-- start Listed records --

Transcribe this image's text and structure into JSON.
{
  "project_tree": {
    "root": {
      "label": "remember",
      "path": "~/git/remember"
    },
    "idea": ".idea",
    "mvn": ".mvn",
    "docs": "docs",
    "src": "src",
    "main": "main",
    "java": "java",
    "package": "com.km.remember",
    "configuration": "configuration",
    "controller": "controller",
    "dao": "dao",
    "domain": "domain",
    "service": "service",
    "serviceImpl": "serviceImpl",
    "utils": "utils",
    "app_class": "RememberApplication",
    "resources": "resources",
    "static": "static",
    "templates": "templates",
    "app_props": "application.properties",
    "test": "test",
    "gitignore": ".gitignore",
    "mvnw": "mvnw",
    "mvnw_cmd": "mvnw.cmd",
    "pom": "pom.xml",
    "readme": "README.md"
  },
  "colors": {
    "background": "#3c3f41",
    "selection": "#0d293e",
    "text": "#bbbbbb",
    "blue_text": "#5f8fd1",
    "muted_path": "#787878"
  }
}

-- end Listed records --
-- start Listed records --

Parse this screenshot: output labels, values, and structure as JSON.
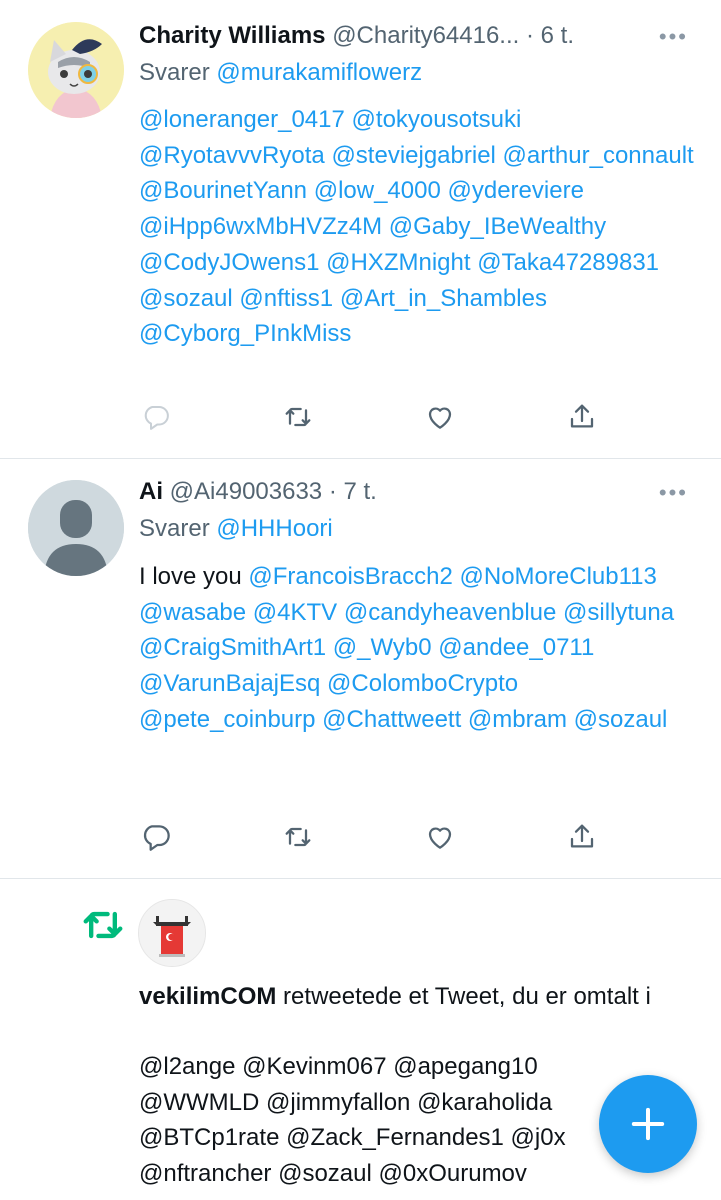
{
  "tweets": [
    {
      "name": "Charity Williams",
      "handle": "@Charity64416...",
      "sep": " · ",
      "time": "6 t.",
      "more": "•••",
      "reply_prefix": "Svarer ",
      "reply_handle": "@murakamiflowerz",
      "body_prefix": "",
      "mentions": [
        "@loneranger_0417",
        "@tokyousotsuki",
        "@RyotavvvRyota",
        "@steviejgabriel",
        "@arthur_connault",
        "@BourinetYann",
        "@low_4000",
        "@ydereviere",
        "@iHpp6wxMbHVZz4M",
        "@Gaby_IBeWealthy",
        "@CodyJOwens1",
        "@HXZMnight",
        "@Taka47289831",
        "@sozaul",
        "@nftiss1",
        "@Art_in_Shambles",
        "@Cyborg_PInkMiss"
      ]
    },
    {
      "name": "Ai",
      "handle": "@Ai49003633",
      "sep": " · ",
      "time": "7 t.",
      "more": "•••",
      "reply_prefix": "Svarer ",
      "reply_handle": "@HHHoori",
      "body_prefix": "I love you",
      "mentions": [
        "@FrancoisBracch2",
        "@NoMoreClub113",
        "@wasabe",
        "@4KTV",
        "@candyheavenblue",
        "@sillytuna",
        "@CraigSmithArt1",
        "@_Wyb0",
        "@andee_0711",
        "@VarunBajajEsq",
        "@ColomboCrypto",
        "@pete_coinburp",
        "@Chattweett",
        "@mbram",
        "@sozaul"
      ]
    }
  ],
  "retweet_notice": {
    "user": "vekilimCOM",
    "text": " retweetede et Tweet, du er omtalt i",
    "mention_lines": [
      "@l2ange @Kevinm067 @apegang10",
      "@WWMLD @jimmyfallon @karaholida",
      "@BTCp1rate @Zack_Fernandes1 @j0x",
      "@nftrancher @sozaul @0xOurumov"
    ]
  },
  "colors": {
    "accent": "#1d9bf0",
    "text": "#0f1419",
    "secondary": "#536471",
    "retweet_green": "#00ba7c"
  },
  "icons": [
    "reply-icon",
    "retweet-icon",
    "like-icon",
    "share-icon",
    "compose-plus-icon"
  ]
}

-- end Listed records --

_Challenge:_
Where a line holds the string "structure", copy that line.

_Finished exercise:_
Transcribe this image's text and structure into JSON.
Parse this screenshot: output labels, values, and structure as JSON.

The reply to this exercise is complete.